> [Short task] Restate the material word for word and leave out anything that is a picture.

> [The records]
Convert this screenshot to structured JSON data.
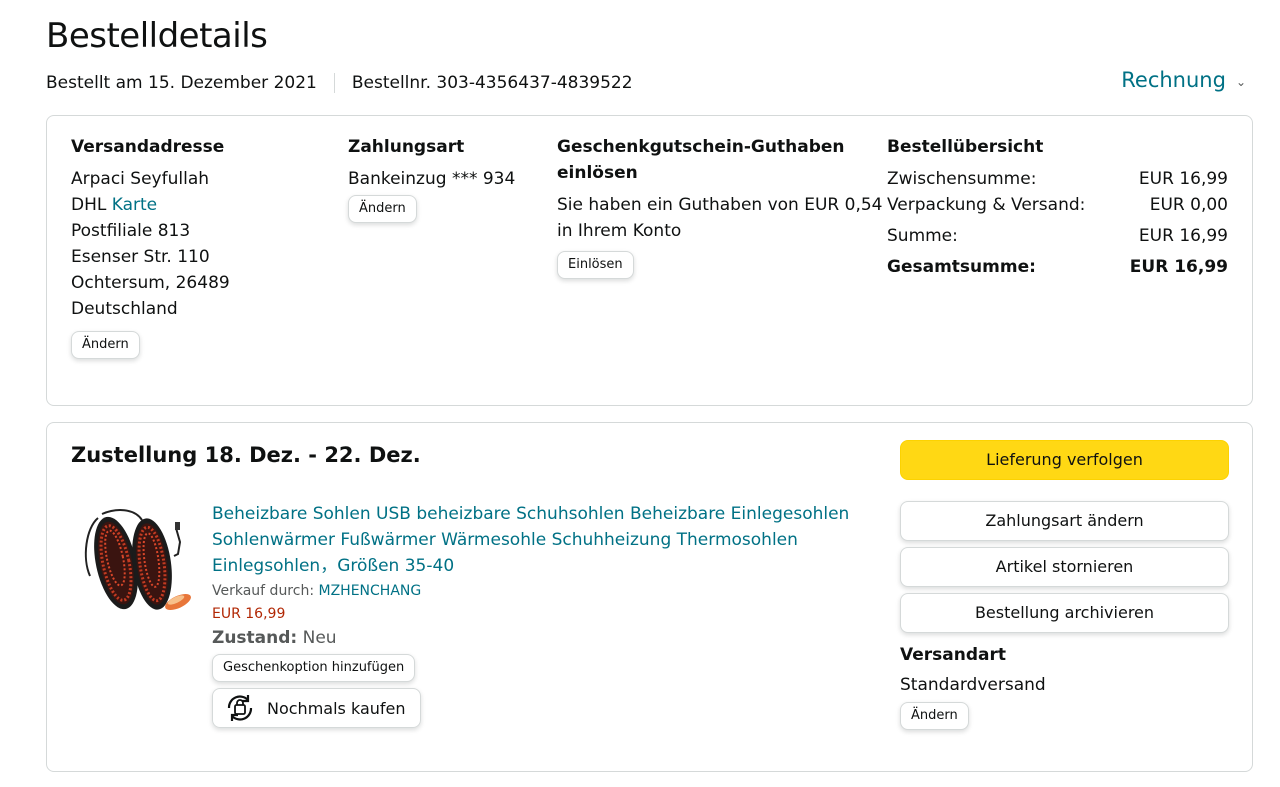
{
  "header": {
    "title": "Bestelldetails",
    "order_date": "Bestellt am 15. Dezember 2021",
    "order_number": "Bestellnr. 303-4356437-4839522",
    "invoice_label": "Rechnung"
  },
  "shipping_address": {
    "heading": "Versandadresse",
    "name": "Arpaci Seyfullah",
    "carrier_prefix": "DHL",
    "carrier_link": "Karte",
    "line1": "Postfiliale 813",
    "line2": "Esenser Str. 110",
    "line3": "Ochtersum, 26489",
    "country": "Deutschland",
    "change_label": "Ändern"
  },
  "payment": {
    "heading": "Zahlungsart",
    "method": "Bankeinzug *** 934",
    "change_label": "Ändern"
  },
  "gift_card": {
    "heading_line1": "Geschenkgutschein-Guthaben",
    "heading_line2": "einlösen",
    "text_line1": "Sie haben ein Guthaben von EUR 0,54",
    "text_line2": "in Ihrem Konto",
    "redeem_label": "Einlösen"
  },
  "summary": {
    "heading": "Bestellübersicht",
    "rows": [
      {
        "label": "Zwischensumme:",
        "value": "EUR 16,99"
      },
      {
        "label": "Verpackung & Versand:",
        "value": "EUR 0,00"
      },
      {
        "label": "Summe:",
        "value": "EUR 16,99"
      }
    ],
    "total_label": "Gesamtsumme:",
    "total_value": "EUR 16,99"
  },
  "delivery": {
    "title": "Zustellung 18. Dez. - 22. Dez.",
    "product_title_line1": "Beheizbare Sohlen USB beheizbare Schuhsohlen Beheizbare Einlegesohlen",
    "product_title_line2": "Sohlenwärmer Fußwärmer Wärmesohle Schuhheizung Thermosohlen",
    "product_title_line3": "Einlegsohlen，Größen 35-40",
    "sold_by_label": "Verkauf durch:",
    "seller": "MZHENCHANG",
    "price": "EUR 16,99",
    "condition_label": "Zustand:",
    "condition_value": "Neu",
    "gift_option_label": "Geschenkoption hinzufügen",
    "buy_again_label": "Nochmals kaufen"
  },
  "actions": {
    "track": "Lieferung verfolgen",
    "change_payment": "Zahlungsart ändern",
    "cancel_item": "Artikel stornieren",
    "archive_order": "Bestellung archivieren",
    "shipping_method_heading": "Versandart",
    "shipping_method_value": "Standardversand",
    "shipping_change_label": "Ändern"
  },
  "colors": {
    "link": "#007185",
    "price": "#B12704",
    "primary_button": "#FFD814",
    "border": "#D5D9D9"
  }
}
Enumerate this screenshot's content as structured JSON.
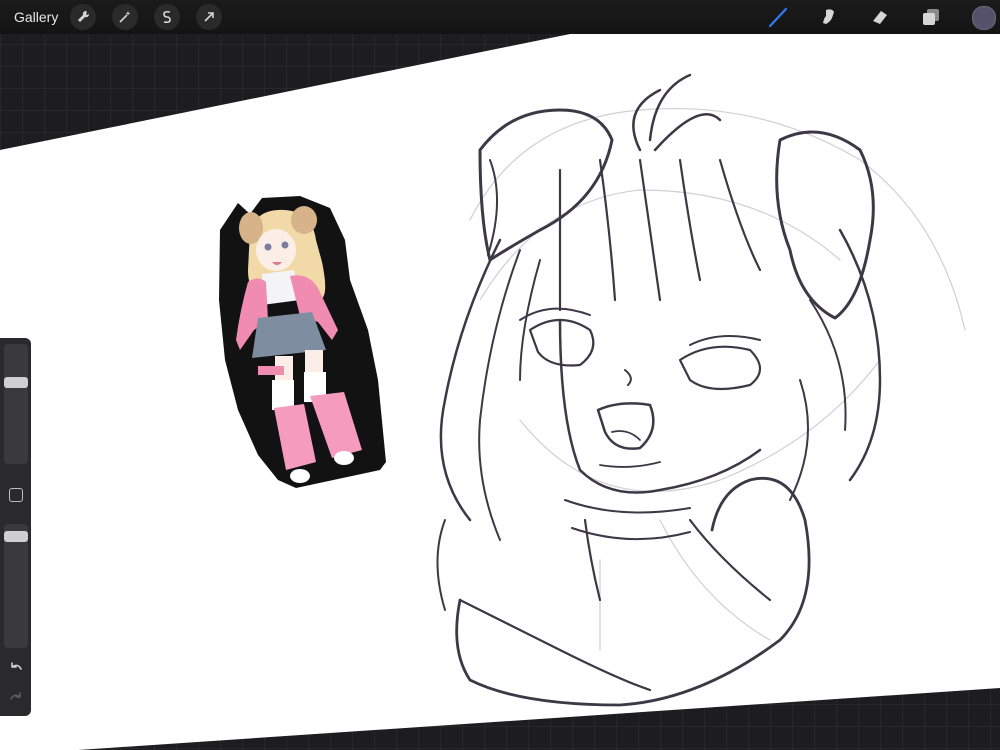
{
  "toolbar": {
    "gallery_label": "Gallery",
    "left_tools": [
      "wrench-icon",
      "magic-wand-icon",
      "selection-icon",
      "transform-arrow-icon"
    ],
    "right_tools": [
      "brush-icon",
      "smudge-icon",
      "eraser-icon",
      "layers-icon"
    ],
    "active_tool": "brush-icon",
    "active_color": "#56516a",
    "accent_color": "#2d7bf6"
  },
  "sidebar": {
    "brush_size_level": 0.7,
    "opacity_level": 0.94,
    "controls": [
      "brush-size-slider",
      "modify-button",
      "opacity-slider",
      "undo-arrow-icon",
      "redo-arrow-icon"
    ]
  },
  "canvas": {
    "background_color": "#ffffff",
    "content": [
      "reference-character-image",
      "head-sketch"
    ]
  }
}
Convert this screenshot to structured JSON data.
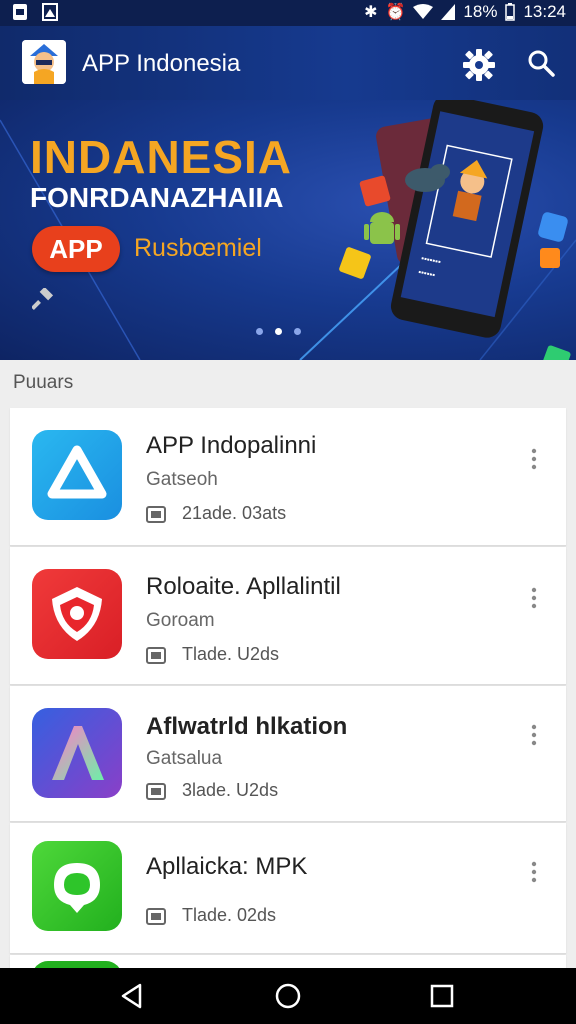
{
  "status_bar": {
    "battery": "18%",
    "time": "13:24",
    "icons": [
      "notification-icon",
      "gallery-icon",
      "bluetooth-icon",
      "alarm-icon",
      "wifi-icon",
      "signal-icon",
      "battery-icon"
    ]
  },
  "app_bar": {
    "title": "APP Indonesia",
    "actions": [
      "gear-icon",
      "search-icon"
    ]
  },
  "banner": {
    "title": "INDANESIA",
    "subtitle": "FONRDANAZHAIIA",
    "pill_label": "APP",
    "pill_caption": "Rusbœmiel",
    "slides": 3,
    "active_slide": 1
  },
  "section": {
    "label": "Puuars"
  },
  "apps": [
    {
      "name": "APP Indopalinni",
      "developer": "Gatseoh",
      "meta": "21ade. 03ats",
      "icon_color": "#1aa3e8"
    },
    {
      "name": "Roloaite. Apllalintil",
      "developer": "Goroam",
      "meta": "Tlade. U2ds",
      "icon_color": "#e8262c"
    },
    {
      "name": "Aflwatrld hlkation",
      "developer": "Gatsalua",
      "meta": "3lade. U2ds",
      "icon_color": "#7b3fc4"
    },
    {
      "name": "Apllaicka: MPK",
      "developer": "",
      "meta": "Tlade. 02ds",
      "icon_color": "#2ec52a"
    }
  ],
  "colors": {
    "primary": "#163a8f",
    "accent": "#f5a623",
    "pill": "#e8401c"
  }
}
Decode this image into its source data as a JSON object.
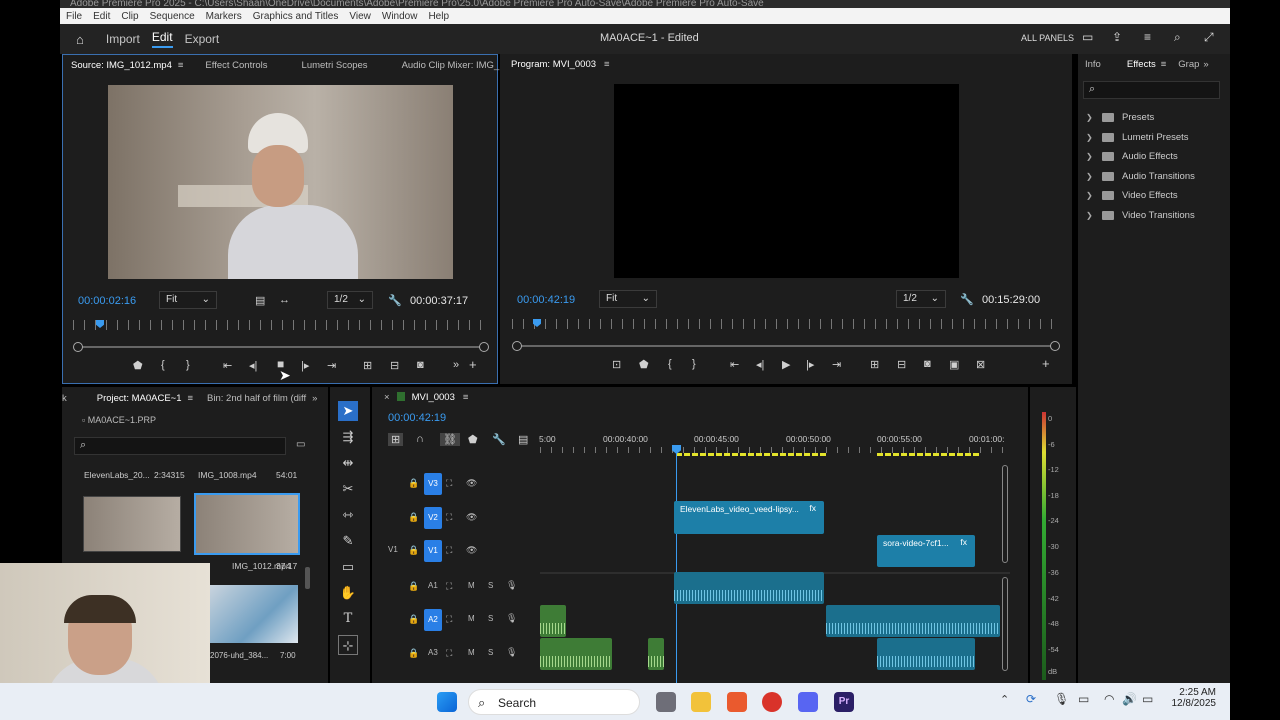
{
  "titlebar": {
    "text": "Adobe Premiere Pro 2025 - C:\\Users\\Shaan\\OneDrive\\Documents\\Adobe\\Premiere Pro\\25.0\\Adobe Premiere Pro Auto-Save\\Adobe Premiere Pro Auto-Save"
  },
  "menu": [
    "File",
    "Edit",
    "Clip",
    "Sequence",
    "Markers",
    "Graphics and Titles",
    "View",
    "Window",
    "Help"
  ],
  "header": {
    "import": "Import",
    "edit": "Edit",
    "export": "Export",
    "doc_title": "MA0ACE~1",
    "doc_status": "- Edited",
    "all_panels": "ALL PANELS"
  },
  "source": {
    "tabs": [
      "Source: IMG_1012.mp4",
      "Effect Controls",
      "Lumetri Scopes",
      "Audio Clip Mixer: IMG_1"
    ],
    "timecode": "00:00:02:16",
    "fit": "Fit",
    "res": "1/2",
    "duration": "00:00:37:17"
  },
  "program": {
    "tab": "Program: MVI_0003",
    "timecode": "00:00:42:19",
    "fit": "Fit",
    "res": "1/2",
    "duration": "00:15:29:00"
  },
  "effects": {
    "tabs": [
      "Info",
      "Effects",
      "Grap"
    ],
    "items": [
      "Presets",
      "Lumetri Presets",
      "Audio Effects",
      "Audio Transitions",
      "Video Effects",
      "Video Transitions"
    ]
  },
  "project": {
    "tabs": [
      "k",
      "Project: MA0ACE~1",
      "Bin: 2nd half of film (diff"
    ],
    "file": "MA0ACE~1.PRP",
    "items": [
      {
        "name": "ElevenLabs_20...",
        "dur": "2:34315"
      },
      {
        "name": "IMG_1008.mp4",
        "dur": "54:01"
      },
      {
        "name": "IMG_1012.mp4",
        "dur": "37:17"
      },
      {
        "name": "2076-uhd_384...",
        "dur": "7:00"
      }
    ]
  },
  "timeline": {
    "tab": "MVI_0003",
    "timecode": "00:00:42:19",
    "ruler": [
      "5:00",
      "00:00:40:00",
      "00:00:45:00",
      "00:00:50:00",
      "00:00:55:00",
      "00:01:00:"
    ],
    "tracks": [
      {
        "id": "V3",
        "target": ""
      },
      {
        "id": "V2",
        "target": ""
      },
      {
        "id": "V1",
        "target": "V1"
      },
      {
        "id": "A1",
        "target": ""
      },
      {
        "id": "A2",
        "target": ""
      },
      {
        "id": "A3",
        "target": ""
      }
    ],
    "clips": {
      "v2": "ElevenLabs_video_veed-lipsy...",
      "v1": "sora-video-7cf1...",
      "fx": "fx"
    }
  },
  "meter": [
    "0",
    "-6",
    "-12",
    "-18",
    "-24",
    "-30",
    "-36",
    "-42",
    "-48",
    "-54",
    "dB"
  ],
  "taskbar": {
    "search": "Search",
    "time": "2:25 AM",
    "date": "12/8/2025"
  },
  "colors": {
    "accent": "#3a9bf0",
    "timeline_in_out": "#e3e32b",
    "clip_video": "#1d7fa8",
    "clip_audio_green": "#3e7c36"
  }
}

> [Exercise answer]
Convert this screenshot to structured JSON data.
{
  "header": {
    "title": "Bestelldetails",
    "order_date": "Bestellt am 15. Dezember 2021",
    "order_number": "Bestellnr. 303-4356437-4839522",
    "invoice_label": "Rechnung"
  },
  "shipping_address": {
    "heading": "Versandadresse",
    "name": "Arpaci Seyfullah",
    "carrier_prefix": "DHL",
    "carrier_link": "Karte",
    "line1": "Postfiliale 813",
    "line2": "Esenser Str. 110",
    "line3": "Ochtersum, 26489",
    "country": "Deutschland",
    "change_label": "Ändern"
  },
  "payment": {
    "heading": "Zahlungsart",
    "method": "Bankeinzug *** 934",
    "change_label": "Ändern"
  },
  "gift_card": {
    "heading_line1": "Geschenkgutschein-Guthaben",
    "heading_line2": "einlösen",
    "text_line1": "Sie haben ein Guthaben von EUR 0,54",
    "text_line2": "in Ihrem Konto",
    "redeem_label": "Einlösen"
  },
  "summary": {
    "heading": "Bestellübersicht",
    "rows": [
      {
        "label": "Zwischensumme:",
        "value": "EUR 16,99"
      },
      {
        "label": "Verpackung & Versand:",
        "value": "EUR 0,00"
      },
      {
        "label": "Summe:",
        "value": "EUR 16,99"
      }
    ],
    "total_label": "Gesamtsumme:",
    "total_value": "EUR 16,99"
  },
  "delivery": {
    "title": "Zustellung 18. Dez. - 22. Dez.",
    "product_title_line1": "Beheizbare Sohlen USB beheizbare Schuhsohlen Beheizbare Einlegesohlen",
    "product_title_line2": "Sohlenwärmer Fußwärmer Wärmesohle Schuhheizung Thermosohlen",
    "product_title_line3": "Einlegsohlen，Größen 35-40",
    "sold_by_label": "Verkauf durch:",
    "seller": "MZHENCHANG",
    "price": "EUR 16,99",
    "condition_label": "Zustand:",
    "condition_value": "Neu",
    "gift_option_label": "Geschenkoption hinzufügen",
    "buy_again_label": "Nochmals kaufen"
  },
  "actions": {
    "track": "Lieferung verfolgen",
    "change_payment": "Zahlungsart ändern",
    "cancel_item": "Artikel stornieren",
    "archive_order": "Bestellung archivieren",
    "shipping_method_heading": "Versandart",
    "shipping_method_value": "Standardversand",
    "shipping_change_label": "Ändern"
  },
  "colors": {
    "link": "#007185",
    "price": "#B12704",
    "primary_button": "#FFD814",
    "border": "#D5D9D9"
  }
}
Enumerate this screenshot's content as structured JSON.
{
  "toolbar": {
    "gallery_label": "Gallery",
    "left_tools": [
      "wrench-icon",
      "magic-wand-icon",
      "selection-icon",
      "transform-arrow-icon"
    ],
    "right_tools": [
      "brush-icon",
      "smudge-icon",
      "eraser-icon",
      "layers-icon"
    ],
    "active_tool": "brush-icon",
    "active_color": "#56516a",
    "accent_color": "#2d7bf6"
  },
  "sidebar": {
    "brush_size_level": 0.7,
    "opacity_level": 0.94,
    "controls": [
      "brush-size-slider",
      "modify-button",
      "opacity-slider",
      "undo-arrow-icon",
      "redo-arrow-icon"
    ]
  },
  "canvas": {
    "background_color": "#ffffff",
    "content": [
      "reference-character-image",
      "head-sketch"
    ]
  }
}
Convert this screenshot to structured JSON data.
{
  "status_bar": {
    "battery": "18%",
    "time": "13:24",
    "icons": [
      "notification-icon",
      "gallery-icon",
      "bluetooth-icon",
      "alarm-icon",
      "wifi-icon",
      "signal-icon",
      "battery-icon"
    ]
  },
  "app_bar": {
    "title": "APP Indonesia",
    "actions": [
      "gear-icon",
      "search-icon"
    ]
  },
  "banner": {
    "title": "INDANESIA",
    "subtitle": "FONRDANAZHAIIA",
    "pill_label": "APP",
    "pill_caption": "Rusbœmiel",
    "slides": 3,
    "active_slide": 1
  },
  "section": {
    "label": "Puuars"
  },
  "apps": [
    {
      "name": "APP Indopalinni",
      "developer": "Gatseoh",
      "meta": "21ade. 03ats",
      "icon_color": "#1aa3e8"
    },
    {
      "name": "Roloaite. Apllalintil",
      "developer": "Goroam",
      "meta": "Tlade. U2ds",
      "icon_color": "#e8262c"
    },
    {
      "name": "Aflwatrld hlkation",
      "developer": "Gatsalua",
      "meta": "3lade. U2ds",
      "icon_color": "#7b3fc4"
    },
    {
      "name": "Apllaicka: MPK",
      "developer": "",
      "meta": "Tlade. 02ds",
      "icon_color": "#2ec52a"
    }
  ],
  "colors": {
    "primary": "#163a8f",
    "accent": "#f5a623",
    "pill": "#e8401c"
  }
}
Decode this image into its source data as a JSON object.
{
  "titlebar": {
    "text": "Adobe Premiere Pro 2025 - C:\\Users\\Shaan\\OneDrive\\Documents\\Adobe\\Premiere Pro\\25.0\\Adobe Premiere Pro Auto-Save\\Adobe Premiere Pro Auto-Save"
  },
  "menu": [
    "File",
    "Edit",
    "Clip",
    "Sequence",
    "Markers",
    "Graphics and Titles",
    "View",
    "Window",
    "Help"
  ],
  "header": {
    "import": "Import",
    "edit": "Edit",
    "export": "Export",
    "doc_title": "MA0ACE~1",
    "doc_status": "- Edited",
    "all_panels": "ALL PANELS"
  },
  "source": {
    "tabs": [
      "Source: IMG_1012.mp4",
      "Effect Controls",
      "Lumetri Scopes",
      "Audio Clip Mixer: IMG_1"
    ],
    "timecode": "00:00:02:16",
    "fit": "Fit",
    "res": "1/2",
    "duration": "00:00:37:17"
  },
  "program": {
    "tab": "Program: MVI_0003",
    "timecode": "00:00:42:19",
    "fit": "Fit",
    "res": "1/2",
    "duration": "00:15:29:00"
  },
  "effects": {
    "tabs": [
      "Info",
      "Effects",
      "Grap"
    ],
    "items": [
      "Presets",
      "Lumetri Presets",
      "Audio Effects",
      "Audio Transitions",
      "Video Effects",
      "Video Transitions"
    ]
  },
  "project": {
    "tabs": [
      "k",
      "Project: MA0ACE~1",
      "Bin: 2nd half of film (diff"
    ],
    "file": "MA0ACE~1.PRP",
    "items": [
      {
        "name": "ElevenLabs_20...",
        "dur": "2:34315"
      },
      {
        "name": "IMG_1008.mp4",
        "dur": "54:01"
      },
      {
        "name": "IMG_1012.mp4",
        "dur": "37:17"
      },
      {
        "name": "2076-uhd_384...",
        "dur": "7:00"
      }
    ]
  },
  "timeline": {
    "tab": "MVI_0003",
    "timecode": "00:00:42:19",
    "ruler": [
      "5:00",
      "00:00:40:00",
      "00:00:45:00",
      "00:00:50:00",
      "00:00:55:00",
      "00:01:00:"
    ],
    "tracks": [
      {
        "id": "V3",
        "target": ""
      },
      {
        "id": "V2",
        "target": ""
      },
      {
        "id": "V1",
        "target": "V1"
      },
      {
        "id": "A1",
        "target": ""
      },
      {
        "id": "A2",
        "target": ""
      },
      {
        "id": "A3",
        "target": ""
      }
    ],
    "clips": {
      "v2": "ElevenLabs_video_veed-lipsy...",
      "v1": "sora-video-7cf1...",
      "fx": "fx"
    }
  },
  "meter": [
    "0",
    "-6",
    "-12",
    "-18",
    "-24",
    "-30",
    "-36",
    "-42",
    "-48",
    "-54",
    "dB"
  ],
  "taskbar": {
    "search": "Search",
    "time": "2:25 AM",
    "date": "12/8/2025"
  },
  "colors": {
    "accent": "#3a9bf0",
    "timeline_in_out": "#e3e32b",
    "clip_video": "#1d7fa8",
    "clip_audio_green": "#3e7c36"
  }
}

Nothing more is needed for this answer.